Start EXERCISE INPUT

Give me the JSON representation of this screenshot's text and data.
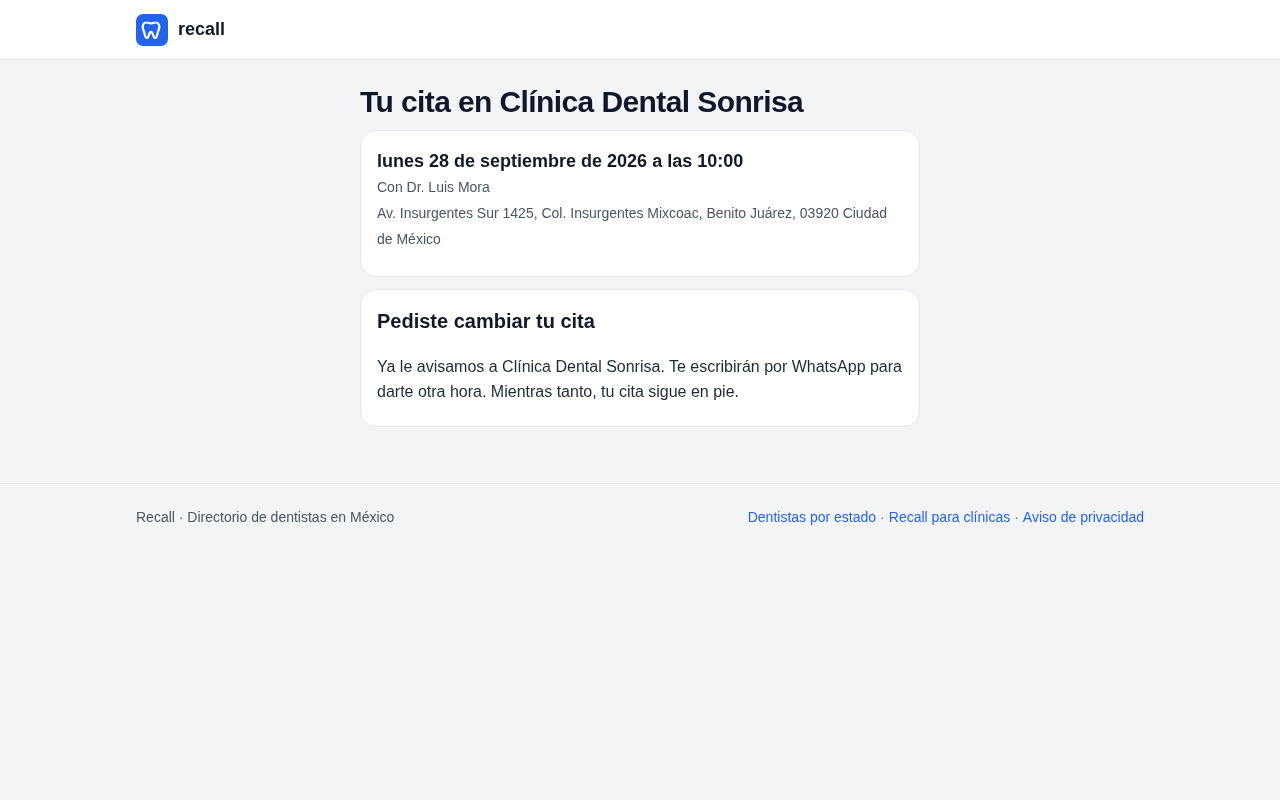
{
  "header": {
    "brand": "recall"
  },
  "page_title": "Tu cita en Clínica Dental Sonrisa",
  "appointment_card": {
    "datetime": "lunes 28 de septiembre de 2026 a las 10:00",
    "dentist": "Con Dr. Luis Mora",
    "address": "Av. Insurgentes Sur 1425, Col. Insurgentes Mixcoac, Benito Juárez, 03920 Ciudad de México"
  },
  "status_card": {
    "title": "Pediste cambiar tu cita",
    "message": "Ya le avisamos a Clínica Dental Sonrisa. Te escribirán por WhatsApp para darte otra hora. Mientras tanto, tu cita sigue en pie."
  },
  "footer": {
    "tagline": "Recall · Directorio de dentistas en México",
    "separator": "·",
    "links": [
      {
        "label": "Dentistas por estado"
      },
      {
        "label": "Recall para clínicas"
      },
      {
        "label": "Aviso de privacidad"
      }
    ]
  }
}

End EXERCISE INPUT

— STATED EXERCISE —
In your copy of the listing above, reproduce each line exactly and omit all pictures.

— ANSWER FOR THIS EXERCISE —
Give me the JSON representation of this screenshot's text and data.
{
  "header": {
    "brand": "recall"
  },
  "page_title": "Tu cita en Clínica Dental Sonrisa",
  "appointment_card": {
    "datetime": "lunes 28 de septiembre de 2026 a las 10:00",
    "dentist": "Con Dr. Luis Mora",
    "address": "Av. Insurgentes Sur 1425, Col. Insurgentes Mixcoac, Benito Juárez, 03920 Ciudad de México"
  },
  "status_card": {
    "title": "Pediste cambiar tu cita",
    "message": "Ya le avisamos a Clínica Dental Sonrisa. Te escribirán por WhatsApp para darte otra hora. Mientras tanto, tu cita sigue en pie."
  },
  "footer": {
    "tagline": "Recall · Directorio de dentistas en México",
    "separator": "·",
    "links": [
      {
        "label": "Dentistas por estado"
      },
      {
        "label": "Recall para clínicas"
      },
      {
        "label": "Aviso de privacidad"
      }
    ]
  }
}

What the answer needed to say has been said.